--- Begin ---
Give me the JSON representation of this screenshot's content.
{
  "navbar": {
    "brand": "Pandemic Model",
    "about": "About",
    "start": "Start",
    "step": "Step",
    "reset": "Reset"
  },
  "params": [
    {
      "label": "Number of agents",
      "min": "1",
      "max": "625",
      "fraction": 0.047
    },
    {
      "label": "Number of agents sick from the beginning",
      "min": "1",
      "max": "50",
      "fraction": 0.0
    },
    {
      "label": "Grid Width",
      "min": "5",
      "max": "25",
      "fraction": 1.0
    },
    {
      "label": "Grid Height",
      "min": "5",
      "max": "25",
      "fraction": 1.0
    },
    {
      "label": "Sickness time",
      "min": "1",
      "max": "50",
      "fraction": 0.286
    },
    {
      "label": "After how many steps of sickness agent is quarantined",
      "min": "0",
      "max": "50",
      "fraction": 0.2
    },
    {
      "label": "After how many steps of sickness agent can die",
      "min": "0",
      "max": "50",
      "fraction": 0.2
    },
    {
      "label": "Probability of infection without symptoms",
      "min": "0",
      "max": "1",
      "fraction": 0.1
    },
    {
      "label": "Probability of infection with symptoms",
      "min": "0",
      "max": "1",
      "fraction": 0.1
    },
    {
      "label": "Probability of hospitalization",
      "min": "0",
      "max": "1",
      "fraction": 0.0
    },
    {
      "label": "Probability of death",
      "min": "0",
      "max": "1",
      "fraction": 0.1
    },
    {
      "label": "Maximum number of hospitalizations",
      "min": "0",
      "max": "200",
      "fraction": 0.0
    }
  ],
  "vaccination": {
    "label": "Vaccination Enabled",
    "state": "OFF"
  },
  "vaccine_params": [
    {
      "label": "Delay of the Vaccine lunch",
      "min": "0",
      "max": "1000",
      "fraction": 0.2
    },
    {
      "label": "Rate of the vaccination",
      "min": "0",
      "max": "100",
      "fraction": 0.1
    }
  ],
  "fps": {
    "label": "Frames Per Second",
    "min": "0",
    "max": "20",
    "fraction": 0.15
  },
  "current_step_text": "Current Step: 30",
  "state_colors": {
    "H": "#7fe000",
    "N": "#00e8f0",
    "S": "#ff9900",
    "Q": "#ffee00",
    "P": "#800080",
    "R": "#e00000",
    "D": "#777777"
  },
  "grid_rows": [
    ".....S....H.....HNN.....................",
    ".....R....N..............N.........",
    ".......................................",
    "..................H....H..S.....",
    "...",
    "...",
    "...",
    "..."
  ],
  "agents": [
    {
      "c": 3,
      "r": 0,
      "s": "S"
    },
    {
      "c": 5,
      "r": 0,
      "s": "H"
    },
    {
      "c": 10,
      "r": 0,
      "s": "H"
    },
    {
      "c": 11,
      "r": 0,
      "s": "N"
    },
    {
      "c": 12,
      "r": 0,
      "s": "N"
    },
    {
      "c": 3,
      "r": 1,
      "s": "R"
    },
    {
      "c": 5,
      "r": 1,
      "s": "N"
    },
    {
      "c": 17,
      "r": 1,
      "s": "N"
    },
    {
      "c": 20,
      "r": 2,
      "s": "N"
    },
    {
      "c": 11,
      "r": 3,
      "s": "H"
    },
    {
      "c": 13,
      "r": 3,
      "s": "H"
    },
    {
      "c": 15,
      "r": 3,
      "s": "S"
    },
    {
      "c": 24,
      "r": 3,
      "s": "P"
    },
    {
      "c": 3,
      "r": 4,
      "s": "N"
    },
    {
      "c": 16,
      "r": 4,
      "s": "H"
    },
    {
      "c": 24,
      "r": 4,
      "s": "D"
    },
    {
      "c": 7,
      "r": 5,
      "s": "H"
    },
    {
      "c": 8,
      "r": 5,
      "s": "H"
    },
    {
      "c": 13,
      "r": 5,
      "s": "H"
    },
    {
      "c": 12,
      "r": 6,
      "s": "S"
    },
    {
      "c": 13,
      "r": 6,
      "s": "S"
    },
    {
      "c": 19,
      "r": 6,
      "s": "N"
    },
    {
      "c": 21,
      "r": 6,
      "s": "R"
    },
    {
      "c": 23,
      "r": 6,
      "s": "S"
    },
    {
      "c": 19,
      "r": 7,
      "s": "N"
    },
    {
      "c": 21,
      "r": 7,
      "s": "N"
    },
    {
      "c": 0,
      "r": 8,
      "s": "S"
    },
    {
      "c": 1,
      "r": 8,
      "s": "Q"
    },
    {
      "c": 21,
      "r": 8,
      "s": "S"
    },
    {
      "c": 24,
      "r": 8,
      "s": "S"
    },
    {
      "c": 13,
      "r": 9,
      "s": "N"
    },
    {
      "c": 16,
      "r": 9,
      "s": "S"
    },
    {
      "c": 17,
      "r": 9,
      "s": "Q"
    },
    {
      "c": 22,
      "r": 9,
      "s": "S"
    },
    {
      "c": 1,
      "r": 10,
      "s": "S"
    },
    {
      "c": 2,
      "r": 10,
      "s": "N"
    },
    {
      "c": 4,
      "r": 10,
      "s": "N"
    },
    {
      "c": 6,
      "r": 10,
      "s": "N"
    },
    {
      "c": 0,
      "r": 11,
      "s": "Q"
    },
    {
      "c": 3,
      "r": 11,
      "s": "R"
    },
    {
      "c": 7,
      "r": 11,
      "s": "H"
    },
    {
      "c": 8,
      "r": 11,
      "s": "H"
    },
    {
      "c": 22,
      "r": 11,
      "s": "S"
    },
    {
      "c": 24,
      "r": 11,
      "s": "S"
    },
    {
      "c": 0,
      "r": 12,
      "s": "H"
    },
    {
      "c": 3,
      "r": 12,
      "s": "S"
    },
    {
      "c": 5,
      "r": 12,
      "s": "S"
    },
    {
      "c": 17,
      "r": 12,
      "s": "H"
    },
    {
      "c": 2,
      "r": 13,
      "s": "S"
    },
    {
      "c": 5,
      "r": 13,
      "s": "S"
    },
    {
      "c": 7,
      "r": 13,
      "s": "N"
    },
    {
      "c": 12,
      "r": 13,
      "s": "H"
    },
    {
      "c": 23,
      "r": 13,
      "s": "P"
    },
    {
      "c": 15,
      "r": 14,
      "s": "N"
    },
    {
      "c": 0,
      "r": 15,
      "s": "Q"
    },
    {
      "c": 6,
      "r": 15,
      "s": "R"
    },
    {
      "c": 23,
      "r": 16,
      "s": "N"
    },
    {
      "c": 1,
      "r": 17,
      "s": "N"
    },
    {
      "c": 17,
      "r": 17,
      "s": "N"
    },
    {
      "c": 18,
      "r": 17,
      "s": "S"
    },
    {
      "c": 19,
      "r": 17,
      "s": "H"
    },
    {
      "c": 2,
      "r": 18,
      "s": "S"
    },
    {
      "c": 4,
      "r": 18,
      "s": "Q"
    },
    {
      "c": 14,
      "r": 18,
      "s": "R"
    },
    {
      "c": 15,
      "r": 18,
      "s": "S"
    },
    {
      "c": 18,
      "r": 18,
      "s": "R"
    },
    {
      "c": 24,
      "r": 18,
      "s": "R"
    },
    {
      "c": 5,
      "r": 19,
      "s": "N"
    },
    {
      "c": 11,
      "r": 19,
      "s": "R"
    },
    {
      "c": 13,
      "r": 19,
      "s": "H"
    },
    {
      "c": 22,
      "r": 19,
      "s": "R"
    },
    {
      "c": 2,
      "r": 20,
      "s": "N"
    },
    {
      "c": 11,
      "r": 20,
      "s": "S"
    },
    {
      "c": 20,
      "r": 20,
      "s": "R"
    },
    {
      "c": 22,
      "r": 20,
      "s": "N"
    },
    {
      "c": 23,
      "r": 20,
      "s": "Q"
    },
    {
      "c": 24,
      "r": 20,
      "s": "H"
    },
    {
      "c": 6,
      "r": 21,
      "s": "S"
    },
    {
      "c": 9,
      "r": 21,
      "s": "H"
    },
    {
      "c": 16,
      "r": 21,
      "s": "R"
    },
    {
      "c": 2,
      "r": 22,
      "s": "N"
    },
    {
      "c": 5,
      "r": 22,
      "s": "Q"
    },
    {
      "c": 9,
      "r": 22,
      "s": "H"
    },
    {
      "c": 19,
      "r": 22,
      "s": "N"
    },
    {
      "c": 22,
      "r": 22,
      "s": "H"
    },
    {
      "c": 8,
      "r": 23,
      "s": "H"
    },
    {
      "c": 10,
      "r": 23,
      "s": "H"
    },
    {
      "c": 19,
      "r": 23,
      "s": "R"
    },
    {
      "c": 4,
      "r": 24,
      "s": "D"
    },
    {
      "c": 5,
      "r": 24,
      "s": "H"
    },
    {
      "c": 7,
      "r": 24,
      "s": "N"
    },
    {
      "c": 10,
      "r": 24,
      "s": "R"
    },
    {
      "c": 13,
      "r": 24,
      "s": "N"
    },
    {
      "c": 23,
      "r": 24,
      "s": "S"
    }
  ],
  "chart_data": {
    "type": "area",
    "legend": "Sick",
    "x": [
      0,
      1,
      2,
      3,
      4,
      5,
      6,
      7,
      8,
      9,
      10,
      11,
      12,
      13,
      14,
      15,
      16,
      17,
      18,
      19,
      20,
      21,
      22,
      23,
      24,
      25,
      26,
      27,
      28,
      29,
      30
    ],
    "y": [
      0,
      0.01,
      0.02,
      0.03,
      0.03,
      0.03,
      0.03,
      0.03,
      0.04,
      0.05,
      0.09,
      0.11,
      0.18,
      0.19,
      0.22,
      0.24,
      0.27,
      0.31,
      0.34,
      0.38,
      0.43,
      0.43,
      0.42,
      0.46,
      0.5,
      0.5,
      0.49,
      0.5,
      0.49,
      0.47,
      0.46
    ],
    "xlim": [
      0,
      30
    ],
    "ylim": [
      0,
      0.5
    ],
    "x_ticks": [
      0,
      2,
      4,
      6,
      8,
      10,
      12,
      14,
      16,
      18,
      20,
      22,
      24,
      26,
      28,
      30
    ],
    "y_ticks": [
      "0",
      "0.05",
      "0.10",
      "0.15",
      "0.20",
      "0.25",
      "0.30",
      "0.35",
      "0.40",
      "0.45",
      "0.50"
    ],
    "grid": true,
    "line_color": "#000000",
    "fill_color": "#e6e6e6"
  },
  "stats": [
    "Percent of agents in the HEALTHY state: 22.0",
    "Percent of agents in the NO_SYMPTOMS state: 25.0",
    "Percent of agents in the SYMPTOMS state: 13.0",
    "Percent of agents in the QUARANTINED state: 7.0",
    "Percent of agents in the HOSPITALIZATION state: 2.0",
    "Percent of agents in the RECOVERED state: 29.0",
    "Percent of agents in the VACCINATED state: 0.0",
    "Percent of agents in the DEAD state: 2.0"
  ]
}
--- End ---
What is being asked: Find every line that has "many" in it, then return those lines.

Exercise output:
      "label": "After how many steps of sickness agent is quarantined",
      "label": "After how many steps of sickness agent can die",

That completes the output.